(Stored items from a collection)
=====

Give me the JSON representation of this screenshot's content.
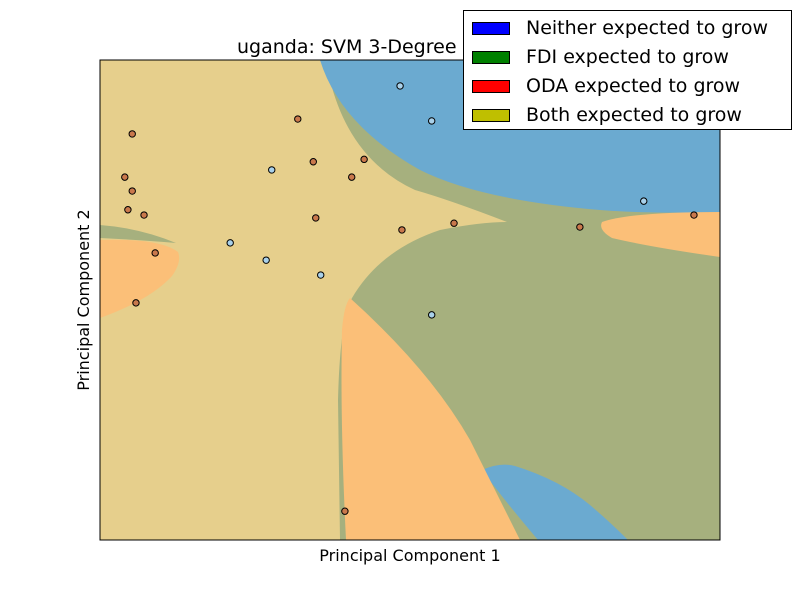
{
  "chart_data": {
    "type": "scatter",
    "title": "uganda: SVM 3-Degree",
    "xlabel": "Principal Component 1",
    "ylabel": "Principal Component 2",
    "xlim": [
      0,
      1
    ],
    "ylim": [
      0,
      1
    ],
    "grid": false,
    "legend_placement": "top-right",
    "regions": [
      {
        "class": "Both expected to grow",
        "color": "#e6cf8c"
      },
      {
        "class": "FDI expected to grow",
        "color": "#a6b07e"
      },
      {
        "class": "Neither expected to grow",
        "color": "#6baad0"
      },
      {
        "class": "ODA expected to grow",
        "color": "#fbbf78"
      }
    ],
    "legend": [
      {
        "label": "Neither expected to grow",
        "color": "#0000ff"
      },
      {
        "label": "FDI expected to grow",
        "color": "#008000"
      },
      {
        "label": "ODA expected to grow",
        "color": "#ff0000"
      },
      {
        "label": "Both expected to grow",
        "color": "#bfbf00"
      }
    ],
    "points": [
      {
        "x": 0.484,
        "y": 0.946,
        "color": "#a9d1ea"
      },
      {
        "x": 0.535,
        "y": 0.873,
        "color": "#a9d1ea"
      },
      {
        "x": 0.052,
        "y": 0.846,
        "color": "#c9784c"
      },
      {
        "x": 0.319,
        "y": 0.877,
        "color": "#c9784c"
      },
      {
        "x": 0.344,
        "y": 0.788,
        "color": "#c9784c"
      },
      {
        "x": 0.426,
        "y": 0.793,
        "color": "#c9784c"
      },
      {
        "x": 0.406,
        "y": 0.756,
        "color": "#c9784c"
      },
      {
        "x": 0.277,
        "y": 0.771,
        "color": "#a9d1ea"
      },
      {
        "x": 0.04,
        "y": 0.756,
        "color": "#c9784c"
      },
      {
        "x": 0.052,
        "y": 0.727,
        "color": "#c9784c"
      },
      {
        "x": 0.045,
        "y": 0.688,
        "color": "#c9784c"
      },
      {
        "x": 0.071,
        "y": 0.677,
        "color": "#c9784c"
      },
      {
        "x": 0.348,
        "y": 0.671,
        "color": "#c9784c"
      },
      {
        "x": 0.571,
        "y": 0.66,
        "color": "#c9784c"
      },
      {
        "x": 0.487,
        "y": 0.646,
        "color": "#c9784c"
      },
      {
        "x": 0.774,
        "y": 0.652,
        "color": "#c9784c"
      },
      {
        "x": 0.877,
        "y": 0.706,
        "color": "#a9d1ea"
      },
      {
        "x": 0.958,
        "y": 0.677,
        "color": "#c9784c"
      },
      {
        "x": 0.21,
        "y": 0.619,
        "color": "#a9d1ea"
      },
      {
        "x": 0.268,
        "y": 0.583,
        "color": "#a9d1ea"
      },
      {
        "x": 0.089,
        "y": 0.598,
        "color": "#c9784c"
      },
      {
        "x": 0.356,
        "y": 0.552,
        "color": "#a9d1ea"
      },
      {
        "x": 0.058,
        "y": 0.494,
        "color": "#c9784c"
      },
      {
        "x": 0.535,
        "y": 0.469,
        "color": "#a9d1ea"
      },
      {
        "x": 0.395,
        "y": 0.06,
        "color": "#c9784c"
      }
    ]
  }
}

=====

* _The problem_
Omitting all images, retype each line of the records precisely.

* _The answer_
Give me the JSON representation of this screenshot's content.
{
  "chart_data": {
    "type": "scatter",
    "title": "uganda: SVM 3-Degree",
    "xlabel": "Principal Component 1",
    "ylabel": "Principal Component 2",
    "xlim": [
      0,
      1
    ],
    "ylim": [
      0,
      1
    ],
    "grid": false,
    "legend_placement": "top-right",
    "regions": [
      {
        "class": "Both expected to grow",
        "color": "#e6cf8c"
      },
      {
        "class": "FDI expected to grow",
        "color": "#a6b07e"
      },
      {
        "class": "Neither expected to grow",
        "color": "#6baad0"
      },
      {
        "class": "ODA expected to grow",
        "color": "#fbbf78"
      }
    ],
    "legend": [
      {
        "label": "Neither expected to grow",
        "color": "#0000ff"
      },
      {
        "label": "FDI expected to grow",
        "color": "#008000"
      },
      {
        "label": "ODA expected to grow",
        "color": "#ff0000"
      },
      {
        "label": "Both expected to grow",
        "color": "#bfbf00"
      }
    ],
    "points": [
      {
        "x": 0.484,
        "y": 0.946,
        "color": "#a9d1ea"
      },
      {
        "x": 0.535,
        "y": 0.873,
        "color": "#a9d1ea"
      },
      {
        "x": 0.052,
        "y": 0.846,
        "color": "#c9784c"
      },
      {
        "x": 0.319,
        "y": 0.877,
        "color": "#c9784c"
      },
      {
        "x": 0.344,
        "y": 0.788,
        "color": "#c9784c"
      },
      {
        "x": 0.426,
        "y": 0.793,
        "color": "#c9784c"
      },
      {
        "x": 0.406,
        "y": 0.756,
        "color": "#c9784c"
      },
      {
        "x": 0.277,
        "y": 0.771,
        "color": "#a9d1ea"
      },
      {
        "x": 0.04,
        "y": 0.756,
        "color": "#c9784c"
      },
      {
        "x": 0.052,
        "y": 0.727,
        "color": "#c9784c"
      },
      {
        "x": 0.045,
        "y": 0.688,
        "color": "#c9784c"
      },
      {
        "x": 0.071,
        "y": 0.677,
        "color": "#c9784c"
      },
      {
        "x": 0.348,
        "y": 0.671,
        "color": "#c9784c"
      },
      {
        "x": 0.571,
        "y": 0.66,
        "color": "#c9784c"
      },
      {
        "x": 0.487,
        "y": 0.646,
        "color": "#c9784c"
      },
      {
        "x": 0.774,
        "y": 0.652,
        "color": "#c9784c"
      },
      {
        "x": 0.877,
        "y": 0.706,
        "color": "#a9d1ea"
      },
      {
        "x": 0.958,
        "y": 0.677,
        "color": "#c9784c"
      },
      {
        "x": 0.21,
        "y": 0.619,
        "color": "#a9d1ea"
      },
      {
        "x": 0.268,
        "y": 0.583,
        "color": "#a9d1ea"
      },
      {
        "x": 0.089,
        "y": 0.598,
        "color": "#c9784c"
      },
      {
        "x": 0.356,
        "y": 0.552,
        "color": "#a9d1ea"
      },
      {
        "x": 0.058,
        "y": 0.494,
        "color": "#c9784c"
      },
      {
        "x": 0.535,
        "y": 0.469,
        "color": "#a9d1ea"
      },
      {
        "x": 0.395,
        "y": 0.06,
        "color": "#c9784c"
      }
    ]
  }
}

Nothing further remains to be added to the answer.